King of the Delta Blues, with a hell hound on his trail, a lemon that needs squeezing, and ramblin’ on his mind.
Almost a century ago, Robert Johnson was a 19 year old, so-so guitar player living in Robinsonville, Mississippi. Around 1930, he disappeared from town for a short while and, upon his return, played the blues with a skill and technique heretofore unknown. A supernatural skill, one might say.
Whispers quickly spread that Johnson had waited at a particular crossroads, at midnight under a full moon, and sold his soul to the devil in exchange for becoming a master bluesman. He only fanned the flames by writing songs with titles such as “Cross Road Blues” and “Me and The Devil Blues,” and the fire grew higher when he died a few years later, at the age of 27, under mysterious circumstances.
What’s the truth? Who cares? A great story beats the truth every time.
During his short stay on this earth, Johnson mostly made a living as a wandering musician, playing at juke joints and parties, moving from town to town, wherever he could pick up a buck in those lean Depression years. Despite his obvious talent, he was only recorded at two sessions — once in a hotel room in San Antonio, TX in 1936, and again in Dallas in 1937.
29 songs. Music that changed the course of history. Eric Clapton, Bob Dylan, Led Zeppelin, The Grateful Dead, The Rolling Stones and countless others found themselves transfixed and transformed by his songs.

**Provided records**
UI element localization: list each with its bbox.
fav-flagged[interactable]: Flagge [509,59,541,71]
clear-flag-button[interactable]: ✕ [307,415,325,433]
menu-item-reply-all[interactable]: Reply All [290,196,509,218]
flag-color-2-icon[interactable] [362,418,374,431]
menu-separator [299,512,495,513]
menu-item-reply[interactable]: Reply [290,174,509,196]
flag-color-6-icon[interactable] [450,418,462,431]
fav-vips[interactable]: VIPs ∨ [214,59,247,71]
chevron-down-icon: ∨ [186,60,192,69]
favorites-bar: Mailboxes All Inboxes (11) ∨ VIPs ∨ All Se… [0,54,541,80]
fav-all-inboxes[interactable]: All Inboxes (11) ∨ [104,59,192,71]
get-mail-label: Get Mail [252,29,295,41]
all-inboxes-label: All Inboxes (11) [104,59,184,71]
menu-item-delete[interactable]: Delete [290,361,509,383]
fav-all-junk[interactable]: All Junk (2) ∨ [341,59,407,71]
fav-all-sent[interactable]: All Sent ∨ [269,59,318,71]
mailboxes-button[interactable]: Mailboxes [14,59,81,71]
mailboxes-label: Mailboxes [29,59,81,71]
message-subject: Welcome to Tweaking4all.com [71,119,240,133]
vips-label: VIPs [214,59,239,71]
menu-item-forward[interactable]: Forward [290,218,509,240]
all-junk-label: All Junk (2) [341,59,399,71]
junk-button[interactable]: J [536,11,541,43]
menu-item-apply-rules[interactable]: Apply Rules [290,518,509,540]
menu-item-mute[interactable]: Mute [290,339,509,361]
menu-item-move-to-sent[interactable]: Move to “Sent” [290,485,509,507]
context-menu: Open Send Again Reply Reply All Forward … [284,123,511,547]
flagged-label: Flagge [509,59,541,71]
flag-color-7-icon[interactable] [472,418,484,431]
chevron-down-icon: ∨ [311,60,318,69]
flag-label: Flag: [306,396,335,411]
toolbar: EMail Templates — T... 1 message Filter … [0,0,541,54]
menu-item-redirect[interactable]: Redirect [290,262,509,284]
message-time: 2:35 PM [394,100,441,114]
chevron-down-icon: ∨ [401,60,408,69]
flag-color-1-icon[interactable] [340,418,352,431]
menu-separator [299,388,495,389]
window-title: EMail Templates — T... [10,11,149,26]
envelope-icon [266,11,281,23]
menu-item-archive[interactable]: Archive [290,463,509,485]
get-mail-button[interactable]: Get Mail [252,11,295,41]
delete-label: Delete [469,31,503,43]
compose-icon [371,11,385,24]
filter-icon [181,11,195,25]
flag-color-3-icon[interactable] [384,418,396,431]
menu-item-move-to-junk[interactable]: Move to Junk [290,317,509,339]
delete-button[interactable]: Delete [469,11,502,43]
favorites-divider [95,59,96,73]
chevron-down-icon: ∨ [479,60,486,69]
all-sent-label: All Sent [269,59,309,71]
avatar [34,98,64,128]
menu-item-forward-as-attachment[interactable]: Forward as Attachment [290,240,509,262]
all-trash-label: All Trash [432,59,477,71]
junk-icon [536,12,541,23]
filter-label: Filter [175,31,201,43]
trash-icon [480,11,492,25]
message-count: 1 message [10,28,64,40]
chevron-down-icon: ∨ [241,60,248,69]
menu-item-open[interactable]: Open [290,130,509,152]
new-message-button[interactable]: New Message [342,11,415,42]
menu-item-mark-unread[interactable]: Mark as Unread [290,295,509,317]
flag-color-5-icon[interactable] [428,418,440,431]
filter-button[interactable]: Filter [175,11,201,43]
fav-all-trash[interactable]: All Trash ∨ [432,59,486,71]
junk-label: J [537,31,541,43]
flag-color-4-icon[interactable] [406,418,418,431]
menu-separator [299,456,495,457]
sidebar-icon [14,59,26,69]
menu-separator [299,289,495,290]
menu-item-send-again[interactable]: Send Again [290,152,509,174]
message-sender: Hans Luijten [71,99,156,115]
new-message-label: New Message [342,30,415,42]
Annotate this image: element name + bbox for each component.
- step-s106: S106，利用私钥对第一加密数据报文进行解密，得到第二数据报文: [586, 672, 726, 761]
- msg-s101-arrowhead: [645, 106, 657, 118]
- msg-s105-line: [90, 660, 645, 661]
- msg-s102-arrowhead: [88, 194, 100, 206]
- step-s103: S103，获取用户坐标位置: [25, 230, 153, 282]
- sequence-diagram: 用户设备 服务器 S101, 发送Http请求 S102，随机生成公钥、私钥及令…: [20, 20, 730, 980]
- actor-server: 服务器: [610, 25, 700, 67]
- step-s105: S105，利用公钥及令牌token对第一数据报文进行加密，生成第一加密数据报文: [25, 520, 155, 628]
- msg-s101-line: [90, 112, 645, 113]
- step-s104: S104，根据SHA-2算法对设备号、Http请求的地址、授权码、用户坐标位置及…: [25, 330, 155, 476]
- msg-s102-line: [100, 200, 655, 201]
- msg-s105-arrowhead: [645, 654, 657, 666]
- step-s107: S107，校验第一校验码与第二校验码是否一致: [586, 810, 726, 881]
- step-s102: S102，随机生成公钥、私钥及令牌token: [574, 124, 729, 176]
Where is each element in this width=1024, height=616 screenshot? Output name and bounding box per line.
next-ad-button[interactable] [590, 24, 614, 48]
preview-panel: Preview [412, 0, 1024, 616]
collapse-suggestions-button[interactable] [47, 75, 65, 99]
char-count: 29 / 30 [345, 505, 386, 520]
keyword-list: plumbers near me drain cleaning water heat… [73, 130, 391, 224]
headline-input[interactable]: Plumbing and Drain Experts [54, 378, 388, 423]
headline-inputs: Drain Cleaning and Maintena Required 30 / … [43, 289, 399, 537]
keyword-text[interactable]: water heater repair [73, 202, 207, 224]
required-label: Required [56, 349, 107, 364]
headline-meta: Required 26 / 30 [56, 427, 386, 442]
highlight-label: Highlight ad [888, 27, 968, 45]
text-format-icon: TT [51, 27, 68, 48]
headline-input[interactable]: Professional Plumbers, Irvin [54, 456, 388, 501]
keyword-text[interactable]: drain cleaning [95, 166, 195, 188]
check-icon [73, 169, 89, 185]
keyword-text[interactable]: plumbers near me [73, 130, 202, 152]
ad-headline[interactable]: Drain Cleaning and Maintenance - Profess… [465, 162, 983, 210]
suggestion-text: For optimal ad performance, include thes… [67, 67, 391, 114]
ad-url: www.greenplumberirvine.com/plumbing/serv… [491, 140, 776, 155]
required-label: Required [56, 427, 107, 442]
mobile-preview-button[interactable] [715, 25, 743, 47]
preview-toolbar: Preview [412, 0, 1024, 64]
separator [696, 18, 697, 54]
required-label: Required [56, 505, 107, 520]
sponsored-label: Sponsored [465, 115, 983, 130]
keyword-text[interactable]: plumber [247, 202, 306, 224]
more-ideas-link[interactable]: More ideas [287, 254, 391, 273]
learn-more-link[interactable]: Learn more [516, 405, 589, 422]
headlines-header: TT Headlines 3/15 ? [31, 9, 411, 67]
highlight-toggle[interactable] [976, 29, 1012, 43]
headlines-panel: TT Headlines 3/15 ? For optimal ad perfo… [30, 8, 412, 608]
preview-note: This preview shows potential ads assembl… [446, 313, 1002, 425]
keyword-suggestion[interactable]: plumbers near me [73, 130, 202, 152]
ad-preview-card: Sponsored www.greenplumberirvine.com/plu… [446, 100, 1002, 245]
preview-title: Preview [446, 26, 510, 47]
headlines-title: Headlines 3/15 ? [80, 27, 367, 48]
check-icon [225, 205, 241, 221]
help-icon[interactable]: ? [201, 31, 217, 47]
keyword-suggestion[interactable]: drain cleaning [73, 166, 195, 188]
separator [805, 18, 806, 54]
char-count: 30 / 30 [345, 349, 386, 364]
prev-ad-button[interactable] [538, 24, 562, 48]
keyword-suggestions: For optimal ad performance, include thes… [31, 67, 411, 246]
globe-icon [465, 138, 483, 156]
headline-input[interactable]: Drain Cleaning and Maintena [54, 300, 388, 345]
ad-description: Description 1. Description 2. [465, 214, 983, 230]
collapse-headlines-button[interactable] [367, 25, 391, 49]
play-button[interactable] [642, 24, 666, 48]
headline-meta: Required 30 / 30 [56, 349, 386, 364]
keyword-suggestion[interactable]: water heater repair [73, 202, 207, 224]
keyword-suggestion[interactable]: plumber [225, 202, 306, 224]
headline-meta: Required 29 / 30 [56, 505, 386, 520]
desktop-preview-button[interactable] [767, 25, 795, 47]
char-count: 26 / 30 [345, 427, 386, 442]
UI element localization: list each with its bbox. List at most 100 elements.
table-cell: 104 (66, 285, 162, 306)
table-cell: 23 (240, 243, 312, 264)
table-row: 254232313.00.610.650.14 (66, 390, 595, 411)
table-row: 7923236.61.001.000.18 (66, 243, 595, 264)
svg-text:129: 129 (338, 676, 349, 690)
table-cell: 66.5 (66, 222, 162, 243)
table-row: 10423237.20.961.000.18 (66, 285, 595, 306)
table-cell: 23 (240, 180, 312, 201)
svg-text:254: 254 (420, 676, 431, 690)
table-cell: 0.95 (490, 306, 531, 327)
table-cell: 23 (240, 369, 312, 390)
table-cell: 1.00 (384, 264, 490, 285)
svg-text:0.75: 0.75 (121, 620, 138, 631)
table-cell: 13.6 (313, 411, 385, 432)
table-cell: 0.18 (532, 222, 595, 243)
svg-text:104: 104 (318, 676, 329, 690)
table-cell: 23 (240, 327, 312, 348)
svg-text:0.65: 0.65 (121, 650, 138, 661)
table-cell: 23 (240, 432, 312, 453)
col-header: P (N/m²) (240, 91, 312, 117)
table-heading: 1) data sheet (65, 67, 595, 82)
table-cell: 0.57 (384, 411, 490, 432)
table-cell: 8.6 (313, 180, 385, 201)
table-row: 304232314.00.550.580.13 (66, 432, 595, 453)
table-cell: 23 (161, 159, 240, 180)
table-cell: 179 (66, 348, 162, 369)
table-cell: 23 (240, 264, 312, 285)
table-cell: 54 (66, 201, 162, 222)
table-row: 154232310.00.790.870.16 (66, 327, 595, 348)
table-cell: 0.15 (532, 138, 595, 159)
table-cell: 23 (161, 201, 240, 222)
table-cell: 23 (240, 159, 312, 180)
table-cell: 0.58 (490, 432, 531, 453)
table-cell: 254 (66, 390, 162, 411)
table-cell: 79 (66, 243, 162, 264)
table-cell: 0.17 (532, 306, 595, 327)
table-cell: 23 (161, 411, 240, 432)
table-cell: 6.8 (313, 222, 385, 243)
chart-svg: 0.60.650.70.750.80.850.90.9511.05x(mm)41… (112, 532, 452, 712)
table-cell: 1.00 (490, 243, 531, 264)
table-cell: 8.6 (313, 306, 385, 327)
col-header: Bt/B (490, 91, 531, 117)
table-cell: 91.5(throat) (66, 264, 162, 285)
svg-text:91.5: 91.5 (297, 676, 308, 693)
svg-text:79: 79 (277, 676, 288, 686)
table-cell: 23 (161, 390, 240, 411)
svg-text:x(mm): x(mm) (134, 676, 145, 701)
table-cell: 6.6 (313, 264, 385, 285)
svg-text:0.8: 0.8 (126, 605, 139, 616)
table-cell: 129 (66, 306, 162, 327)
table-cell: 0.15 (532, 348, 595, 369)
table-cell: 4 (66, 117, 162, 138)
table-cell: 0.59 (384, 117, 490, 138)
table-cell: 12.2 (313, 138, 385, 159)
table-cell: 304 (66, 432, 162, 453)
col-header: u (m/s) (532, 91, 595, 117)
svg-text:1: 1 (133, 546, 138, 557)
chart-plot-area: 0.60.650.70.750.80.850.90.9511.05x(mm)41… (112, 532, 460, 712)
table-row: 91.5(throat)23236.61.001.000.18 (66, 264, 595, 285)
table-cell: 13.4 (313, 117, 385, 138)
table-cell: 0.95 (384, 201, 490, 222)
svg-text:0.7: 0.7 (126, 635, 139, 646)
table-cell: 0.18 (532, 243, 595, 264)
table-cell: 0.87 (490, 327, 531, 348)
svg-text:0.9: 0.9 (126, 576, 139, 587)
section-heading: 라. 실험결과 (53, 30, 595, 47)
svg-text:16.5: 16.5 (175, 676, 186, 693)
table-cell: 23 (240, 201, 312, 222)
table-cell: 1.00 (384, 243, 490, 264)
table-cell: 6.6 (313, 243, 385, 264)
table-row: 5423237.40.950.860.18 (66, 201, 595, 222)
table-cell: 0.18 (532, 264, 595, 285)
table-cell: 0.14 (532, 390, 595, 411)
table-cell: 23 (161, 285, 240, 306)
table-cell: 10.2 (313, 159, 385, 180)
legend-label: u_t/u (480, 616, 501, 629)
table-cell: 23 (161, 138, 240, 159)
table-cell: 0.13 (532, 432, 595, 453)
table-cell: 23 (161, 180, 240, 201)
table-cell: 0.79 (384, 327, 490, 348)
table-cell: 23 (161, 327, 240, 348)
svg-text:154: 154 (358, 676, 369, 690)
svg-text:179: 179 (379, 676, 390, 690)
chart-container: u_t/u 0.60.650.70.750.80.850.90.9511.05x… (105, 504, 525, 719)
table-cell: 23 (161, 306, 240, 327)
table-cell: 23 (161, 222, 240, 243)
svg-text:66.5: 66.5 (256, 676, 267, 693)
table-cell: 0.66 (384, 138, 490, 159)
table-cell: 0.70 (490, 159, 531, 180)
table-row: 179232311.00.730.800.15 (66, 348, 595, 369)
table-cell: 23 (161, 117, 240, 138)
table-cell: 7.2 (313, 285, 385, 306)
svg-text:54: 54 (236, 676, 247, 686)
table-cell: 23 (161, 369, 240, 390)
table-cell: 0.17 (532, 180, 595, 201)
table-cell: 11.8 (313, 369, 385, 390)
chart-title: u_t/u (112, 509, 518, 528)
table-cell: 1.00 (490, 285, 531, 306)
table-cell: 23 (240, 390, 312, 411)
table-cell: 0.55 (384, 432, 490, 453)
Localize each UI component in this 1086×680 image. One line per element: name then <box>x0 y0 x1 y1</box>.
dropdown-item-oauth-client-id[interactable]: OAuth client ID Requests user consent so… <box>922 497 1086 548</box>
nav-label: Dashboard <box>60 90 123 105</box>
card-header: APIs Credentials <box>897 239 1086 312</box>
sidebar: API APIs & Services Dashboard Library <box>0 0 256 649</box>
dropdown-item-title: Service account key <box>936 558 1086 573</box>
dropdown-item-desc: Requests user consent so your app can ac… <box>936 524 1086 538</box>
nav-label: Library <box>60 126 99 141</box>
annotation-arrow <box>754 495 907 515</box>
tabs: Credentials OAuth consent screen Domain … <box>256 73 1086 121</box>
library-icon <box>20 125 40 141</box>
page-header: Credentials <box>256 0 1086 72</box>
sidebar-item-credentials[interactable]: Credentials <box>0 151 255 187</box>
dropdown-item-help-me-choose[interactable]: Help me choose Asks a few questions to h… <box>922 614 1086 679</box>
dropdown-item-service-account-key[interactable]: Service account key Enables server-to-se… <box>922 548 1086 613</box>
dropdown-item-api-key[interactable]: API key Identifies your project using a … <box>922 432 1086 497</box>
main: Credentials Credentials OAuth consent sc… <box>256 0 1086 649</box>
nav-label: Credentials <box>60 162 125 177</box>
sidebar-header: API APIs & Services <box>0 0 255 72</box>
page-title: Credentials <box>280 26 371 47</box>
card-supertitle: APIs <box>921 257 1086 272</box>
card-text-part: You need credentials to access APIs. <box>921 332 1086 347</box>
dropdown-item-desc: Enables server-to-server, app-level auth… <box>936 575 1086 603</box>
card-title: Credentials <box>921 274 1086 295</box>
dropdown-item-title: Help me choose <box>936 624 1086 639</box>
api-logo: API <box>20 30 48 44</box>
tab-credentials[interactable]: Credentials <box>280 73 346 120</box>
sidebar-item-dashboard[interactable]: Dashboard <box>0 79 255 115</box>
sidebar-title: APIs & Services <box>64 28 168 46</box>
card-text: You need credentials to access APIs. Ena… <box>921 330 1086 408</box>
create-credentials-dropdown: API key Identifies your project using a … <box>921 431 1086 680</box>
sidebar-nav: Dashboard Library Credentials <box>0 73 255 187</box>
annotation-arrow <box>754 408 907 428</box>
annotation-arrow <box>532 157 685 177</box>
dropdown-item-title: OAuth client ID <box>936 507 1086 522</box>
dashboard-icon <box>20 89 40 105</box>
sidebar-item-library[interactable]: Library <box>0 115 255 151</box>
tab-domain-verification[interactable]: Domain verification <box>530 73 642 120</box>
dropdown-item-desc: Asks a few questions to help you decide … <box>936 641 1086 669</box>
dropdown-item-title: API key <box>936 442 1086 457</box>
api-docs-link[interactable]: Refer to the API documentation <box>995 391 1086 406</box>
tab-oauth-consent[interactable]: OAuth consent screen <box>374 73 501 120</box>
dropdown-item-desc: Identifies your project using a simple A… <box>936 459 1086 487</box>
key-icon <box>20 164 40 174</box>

**Task list**
[a] According to the Robert Johnson text, why did Johnson keep moving from town to town? Answer in one to three sentences.
[b] Carry the Robert Johnson text forward from its last sentence.
The rows are separate material and have no connection to the Robert Johnson text.

**Outputs for the tasks**
[a] Johnson made his living mostly as a wandering musician who played at juke joints and parties. He moved wherever he could pick up a buck in the lean Depression years.

[b]
Johnson would die before he could record again, reputedly poisoned by a jealous husband who didn’t like Robert flirting with his wife. Or maybe the devil came to collect on their deal. Both possibilities burnish the legend of a haunted man, possessed by the blues.
So you can run, you can run — tell my friend Willie Brown. Here’s the least you need to know:
Those 29 songs.
You can get them however you want, but do, indeed, get them. In the 1960’s, people would have heard Johnson on a record titled King Of The Delta Blues Singers (released in 1961, it’s basically how everyone discovered Robert Johnson over the ensuing years — you can see a copy of it in the studio while The Beatles are working on the Get Back sessions), but nowadays you could also go with The Centennial Collection, which contains all of his songs, plus alternate takes of about half the tracks, plus the best sound as of this writing.
I had no idea that he was the origin of that song, and what an intriguing backstory.
The mystery makes for a great story!